• **Data items**
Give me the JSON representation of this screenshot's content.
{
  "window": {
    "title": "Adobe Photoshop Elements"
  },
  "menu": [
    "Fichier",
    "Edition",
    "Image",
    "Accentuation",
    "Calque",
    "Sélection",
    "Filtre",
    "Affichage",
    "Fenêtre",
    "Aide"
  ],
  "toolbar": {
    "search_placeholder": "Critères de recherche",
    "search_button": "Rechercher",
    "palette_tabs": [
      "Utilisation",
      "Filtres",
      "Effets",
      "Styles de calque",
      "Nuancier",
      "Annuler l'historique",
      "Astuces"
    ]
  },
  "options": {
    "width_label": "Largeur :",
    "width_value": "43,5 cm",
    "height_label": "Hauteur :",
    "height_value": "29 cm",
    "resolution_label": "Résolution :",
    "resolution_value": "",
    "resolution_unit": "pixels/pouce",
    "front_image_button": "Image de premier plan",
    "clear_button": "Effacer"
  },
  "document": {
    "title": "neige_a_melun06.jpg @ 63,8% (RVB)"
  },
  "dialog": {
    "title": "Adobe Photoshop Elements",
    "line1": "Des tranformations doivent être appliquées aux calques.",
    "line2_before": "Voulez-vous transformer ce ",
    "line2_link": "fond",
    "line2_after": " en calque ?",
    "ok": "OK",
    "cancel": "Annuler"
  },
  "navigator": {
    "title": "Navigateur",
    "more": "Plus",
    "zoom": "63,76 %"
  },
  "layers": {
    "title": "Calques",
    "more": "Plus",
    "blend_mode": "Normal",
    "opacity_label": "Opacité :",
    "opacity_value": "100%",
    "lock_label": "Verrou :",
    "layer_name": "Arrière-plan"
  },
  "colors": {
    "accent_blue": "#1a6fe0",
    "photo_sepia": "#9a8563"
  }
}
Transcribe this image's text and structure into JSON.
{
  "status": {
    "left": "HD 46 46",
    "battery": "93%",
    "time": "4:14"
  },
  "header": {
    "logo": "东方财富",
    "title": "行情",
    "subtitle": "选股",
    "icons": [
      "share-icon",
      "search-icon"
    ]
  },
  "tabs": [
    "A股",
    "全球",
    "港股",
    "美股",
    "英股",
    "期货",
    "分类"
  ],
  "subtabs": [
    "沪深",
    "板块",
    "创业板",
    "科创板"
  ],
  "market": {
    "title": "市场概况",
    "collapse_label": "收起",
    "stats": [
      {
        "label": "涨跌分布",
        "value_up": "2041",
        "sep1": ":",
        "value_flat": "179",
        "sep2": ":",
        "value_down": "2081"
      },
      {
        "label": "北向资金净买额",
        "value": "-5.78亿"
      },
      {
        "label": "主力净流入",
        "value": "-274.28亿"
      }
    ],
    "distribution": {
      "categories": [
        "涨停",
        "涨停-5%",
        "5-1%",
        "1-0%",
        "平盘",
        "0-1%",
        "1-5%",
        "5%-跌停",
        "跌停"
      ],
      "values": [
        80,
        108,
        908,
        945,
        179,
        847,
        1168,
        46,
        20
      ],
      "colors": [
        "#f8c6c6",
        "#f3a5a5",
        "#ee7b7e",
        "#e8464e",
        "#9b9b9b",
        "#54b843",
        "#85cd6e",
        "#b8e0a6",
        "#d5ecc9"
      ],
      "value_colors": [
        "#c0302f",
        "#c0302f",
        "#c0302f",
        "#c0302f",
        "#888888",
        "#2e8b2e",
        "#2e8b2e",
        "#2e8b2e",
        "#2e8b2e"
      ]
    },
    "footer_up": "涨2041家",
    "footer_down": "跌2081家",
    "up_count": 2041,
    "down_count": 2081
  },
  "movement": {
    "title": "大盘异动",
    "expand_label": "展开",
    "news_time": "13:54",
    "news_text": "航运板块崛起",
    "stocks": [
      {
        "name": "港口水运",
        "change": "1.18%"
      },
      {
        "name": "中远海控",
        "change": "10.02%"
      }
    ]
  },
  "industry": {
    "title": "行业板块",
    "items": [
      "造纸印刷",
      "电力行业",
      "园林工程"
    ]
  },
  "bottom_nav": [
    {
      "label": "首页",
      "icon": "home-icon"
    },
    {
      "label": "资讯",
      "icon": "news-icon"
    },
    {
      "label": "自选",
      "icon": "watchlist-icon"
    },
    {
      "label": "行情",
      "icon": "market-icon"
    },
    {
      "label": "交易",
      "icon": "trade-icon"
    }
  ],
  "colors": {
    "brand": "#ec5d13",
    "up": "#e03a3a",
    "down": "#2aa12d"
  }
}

• **PROBLEM REQUIREMENTS**
Find the word "Adobe" in the entries above and gather every line that holds it.

• **EXERCISE OUTPUT**
    "title": "Adobe Photoshop Elements"
    "title": "Adobe Photoshop Elements",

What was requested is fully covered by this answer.